* _Exercise details_: State how many lines of the records contain the string "close". Give the number alone.

(Dataset rows)
══════════
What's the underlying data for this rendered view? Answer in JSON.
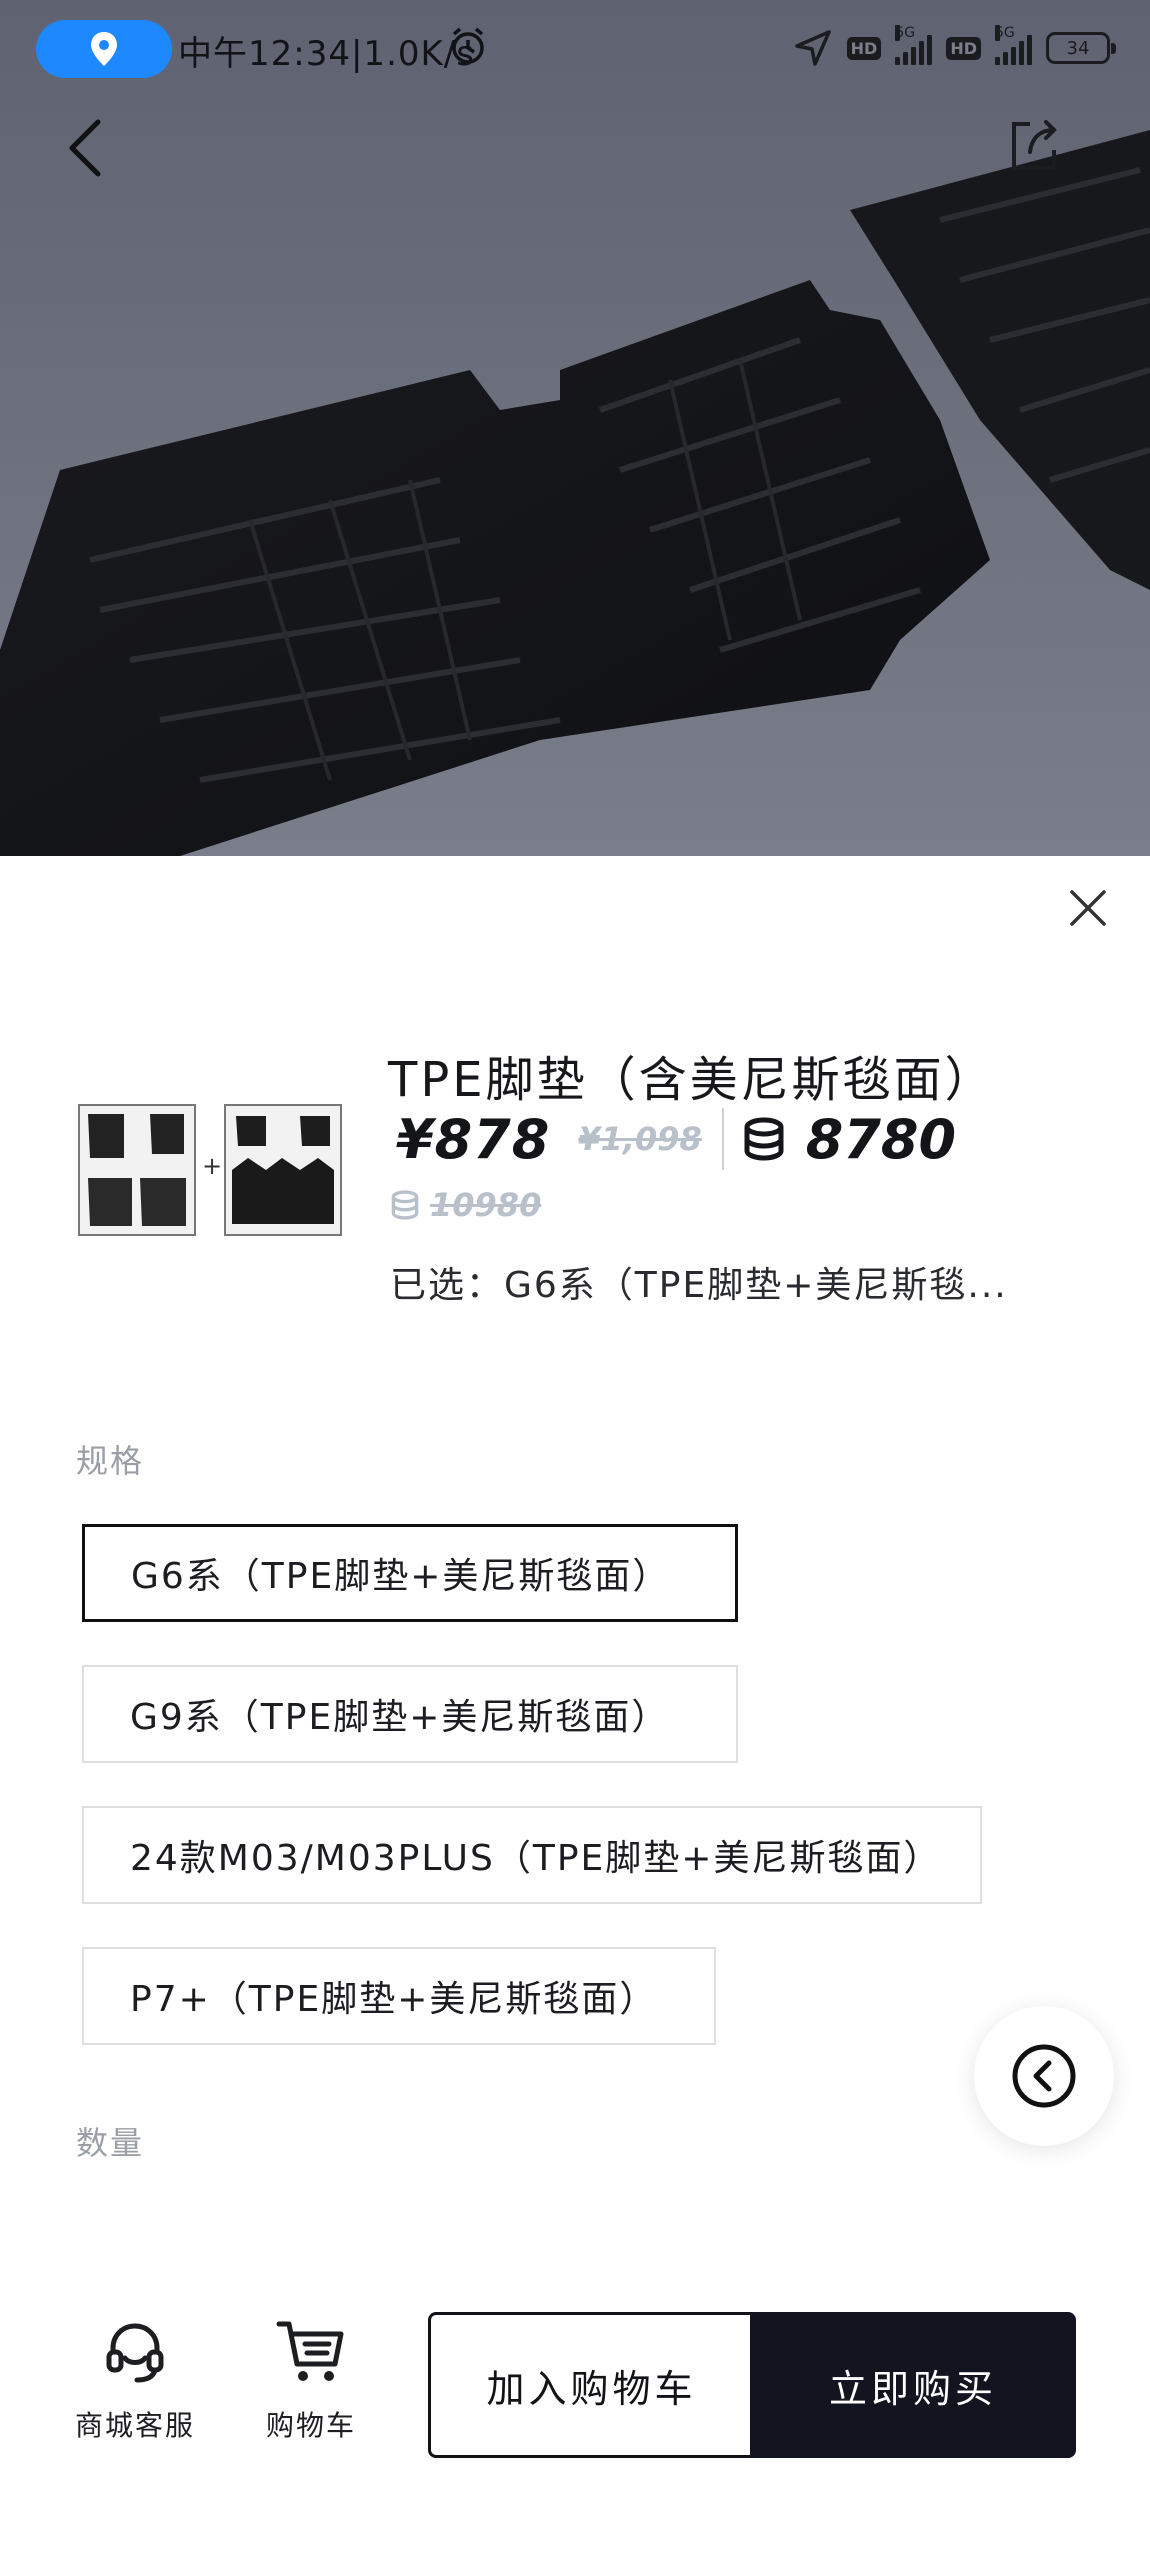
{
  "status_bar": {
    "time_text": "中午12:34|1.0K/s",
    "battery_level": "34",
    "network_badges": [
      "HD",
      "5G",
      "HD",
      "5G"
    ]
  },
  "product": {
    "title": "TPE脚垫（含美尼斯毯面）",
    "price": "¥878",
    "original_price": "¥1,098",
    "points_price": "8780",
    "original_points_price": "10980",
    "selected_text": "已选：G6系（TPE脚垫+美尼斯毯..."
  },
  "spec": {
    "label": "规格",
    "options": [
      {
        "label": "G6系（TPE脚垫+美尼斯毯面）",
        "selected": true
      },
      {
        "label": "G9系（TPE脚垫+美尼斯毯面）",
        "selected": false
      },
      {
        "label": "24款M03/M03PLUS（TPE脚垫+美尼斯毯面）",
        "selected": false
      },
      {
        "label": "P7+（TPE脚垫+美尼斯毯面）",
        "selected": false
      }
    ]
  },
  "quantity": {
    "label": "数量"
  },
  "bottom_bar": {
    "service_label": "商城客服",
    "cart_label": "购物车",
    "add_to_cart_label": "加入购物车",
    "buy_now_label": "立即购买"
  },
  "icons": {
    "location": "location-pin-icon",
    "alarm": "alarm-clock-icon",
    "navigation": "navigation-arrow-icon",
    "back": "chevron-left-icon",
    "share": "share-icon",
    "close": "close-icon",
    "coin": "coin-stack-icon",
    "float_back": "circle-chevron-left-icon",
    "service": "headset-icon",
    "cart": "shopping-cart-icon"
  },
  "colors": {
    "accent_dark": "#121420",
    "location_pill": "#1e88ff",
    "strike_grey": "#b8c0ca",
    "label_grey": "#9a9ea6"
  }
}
══════════
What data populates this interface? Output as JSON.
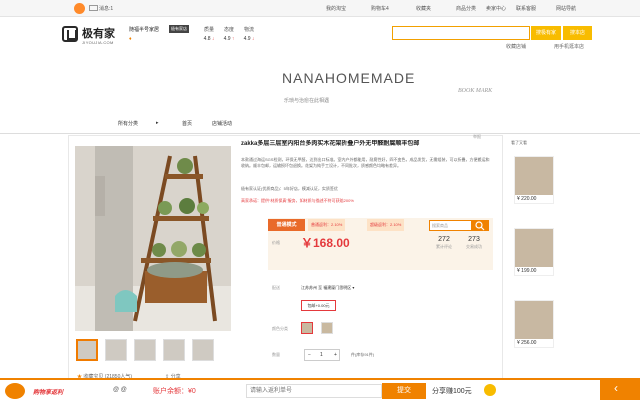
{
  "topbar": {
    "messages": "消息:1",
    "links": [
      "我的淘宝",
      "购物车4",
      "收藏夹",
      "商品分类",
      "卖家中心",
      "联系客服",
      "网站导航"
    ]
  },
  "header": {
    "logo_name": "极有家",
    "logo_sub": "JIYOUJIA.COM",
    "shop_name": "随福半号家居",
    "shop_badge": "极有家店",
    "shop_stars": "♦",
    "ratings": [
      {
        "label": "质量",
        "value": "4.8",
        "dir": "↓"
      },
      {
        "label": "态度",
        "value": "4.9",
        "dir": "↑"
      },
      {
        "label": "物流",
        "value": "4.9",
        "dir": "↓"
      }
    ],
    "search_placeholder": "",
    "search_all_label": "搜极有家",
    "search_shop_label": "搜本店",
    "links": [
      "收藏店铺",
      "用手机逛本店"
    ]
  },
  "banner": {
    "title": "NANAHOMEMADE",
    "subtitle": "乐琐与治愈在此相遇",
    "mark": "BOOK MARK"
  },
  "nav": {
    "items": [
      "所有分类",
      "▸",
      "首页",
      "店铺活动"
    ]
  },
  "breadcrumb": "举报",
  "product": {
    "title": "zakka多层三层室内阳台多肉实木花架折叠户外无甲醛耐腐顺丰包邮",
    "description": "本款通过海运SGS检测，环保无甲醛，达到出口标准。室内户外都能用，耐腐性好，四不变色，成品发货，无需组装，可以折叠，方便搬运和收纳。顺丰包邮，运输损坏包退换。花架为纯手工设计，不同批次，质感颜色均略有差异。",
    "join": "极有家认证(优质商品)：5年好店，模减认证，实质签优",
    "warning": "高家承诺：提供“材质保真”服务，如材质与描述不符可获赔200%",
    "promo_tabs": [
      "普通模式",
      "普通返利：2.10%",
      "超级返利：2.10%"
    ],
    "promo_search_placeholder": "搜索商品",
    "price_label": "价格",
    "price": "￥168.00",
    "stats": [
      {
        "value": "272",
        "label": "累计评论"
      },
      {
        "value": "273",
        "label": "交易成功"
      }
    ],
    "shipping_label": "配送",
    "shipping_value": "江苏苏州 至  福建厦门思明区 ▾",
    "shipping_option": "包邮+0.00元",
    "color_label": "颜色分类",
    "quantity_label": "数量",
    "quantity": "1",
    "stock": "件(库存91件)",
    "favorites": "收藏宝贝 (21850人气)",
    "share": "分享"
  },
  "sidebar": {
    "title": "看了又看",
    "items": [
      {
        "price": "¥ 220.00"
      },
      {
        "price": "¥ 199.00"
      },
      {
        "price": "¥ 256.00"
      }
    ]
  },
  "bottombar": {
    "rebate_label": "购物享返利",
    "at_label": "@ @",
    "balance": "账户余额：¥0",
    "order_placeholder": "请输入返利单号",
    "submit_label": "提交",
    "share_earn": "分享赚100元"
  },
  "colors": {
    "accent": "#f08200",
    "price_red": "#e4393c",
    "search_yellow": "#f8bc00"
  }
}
══════════
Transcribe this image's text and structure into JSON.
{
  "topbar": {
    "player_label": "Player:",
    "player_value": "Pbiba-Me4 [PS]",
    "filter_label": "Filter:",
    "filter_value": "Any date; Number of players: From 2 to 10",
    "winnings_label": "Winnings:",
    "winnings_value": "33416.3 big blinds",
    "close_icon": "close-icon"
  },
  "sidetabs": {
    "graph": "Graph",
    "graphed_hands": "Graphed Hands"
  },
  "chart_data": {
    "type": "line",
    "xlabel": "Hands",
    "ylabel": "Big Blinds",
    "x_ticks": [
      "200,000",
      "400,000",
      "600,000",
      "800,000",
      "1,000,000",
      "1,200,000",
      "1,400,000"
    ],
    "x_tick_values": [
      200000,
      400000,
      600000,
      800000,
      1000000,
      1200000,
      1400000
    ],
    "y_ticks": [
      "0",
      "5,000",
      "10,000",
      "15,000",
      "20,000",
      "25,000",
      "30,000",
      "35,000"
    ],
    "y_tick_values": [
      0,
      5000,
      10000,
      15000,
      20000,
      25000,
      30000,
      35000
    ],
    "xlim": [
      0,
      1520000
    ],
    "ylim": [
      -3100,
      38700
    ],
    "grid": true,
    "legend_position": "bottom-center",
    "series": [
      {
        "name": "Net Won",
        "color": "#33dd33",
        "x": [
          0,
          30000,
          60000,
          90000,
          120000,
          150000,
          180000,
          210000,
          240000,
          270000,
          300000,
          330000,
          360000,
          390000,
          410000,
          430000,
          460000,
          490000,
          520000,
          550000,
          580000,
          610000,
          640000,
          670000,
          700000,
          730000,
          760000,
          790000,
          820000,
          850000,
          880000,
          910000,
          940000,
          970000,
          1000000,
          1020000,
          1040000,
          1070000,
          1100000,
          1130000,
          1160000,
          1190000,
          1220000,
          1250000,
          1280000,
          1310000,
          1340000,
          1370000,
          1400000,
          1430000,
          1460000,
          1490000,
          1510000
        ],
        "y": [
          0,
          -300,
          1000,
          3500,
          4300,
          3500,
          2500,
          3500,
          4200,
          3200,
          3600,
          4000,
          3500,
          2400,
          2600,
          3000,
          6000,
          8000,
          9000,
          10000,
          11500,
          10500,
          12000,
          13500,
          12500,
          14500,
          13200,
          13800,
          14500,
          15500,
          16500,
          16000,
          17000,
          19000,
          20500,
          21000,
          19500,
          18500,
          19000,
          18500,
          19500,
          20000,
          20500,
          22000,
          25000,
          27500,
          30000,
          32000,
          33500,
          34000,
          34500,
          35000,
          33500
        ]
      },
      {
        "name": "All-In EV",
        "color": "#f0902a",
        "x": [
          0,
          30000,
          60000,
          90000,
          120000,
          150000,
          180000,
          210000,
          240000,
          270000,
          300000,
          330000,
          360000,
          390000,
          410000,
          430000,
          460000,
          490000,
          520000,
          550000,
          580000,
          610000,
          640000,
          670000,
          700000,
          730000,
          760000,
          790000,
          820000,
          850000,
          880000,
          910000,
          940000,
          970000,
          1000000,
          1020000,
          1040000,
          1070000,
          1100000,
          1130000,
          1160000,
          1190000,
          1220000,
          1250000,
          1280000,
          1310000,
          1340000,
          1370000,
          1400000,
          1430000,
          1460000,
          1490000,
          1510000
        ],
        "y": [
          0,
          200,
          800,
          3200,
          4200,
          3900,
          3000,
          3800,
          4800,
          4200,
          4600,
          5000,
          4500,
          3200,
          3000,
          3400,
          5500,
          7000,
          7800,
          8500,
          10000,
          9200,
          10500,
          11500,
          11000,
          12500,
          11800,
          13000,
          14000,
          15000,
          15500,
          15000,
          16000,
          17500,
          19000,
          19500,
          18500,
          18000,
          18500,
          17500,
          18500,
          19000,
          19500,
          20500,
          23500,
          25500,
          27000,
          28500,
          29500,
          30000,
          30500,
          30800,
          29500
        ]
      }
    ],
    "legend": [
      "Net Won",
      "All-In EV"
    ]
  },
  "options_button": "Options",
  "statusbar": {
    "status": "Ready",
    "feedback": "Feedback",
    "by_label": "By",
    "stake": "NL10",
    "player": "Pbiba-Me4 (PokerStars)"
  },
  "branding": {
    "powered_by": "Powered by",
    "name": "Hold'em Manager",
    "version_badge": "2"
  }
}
══════════
* _Answer to this exercise_: 2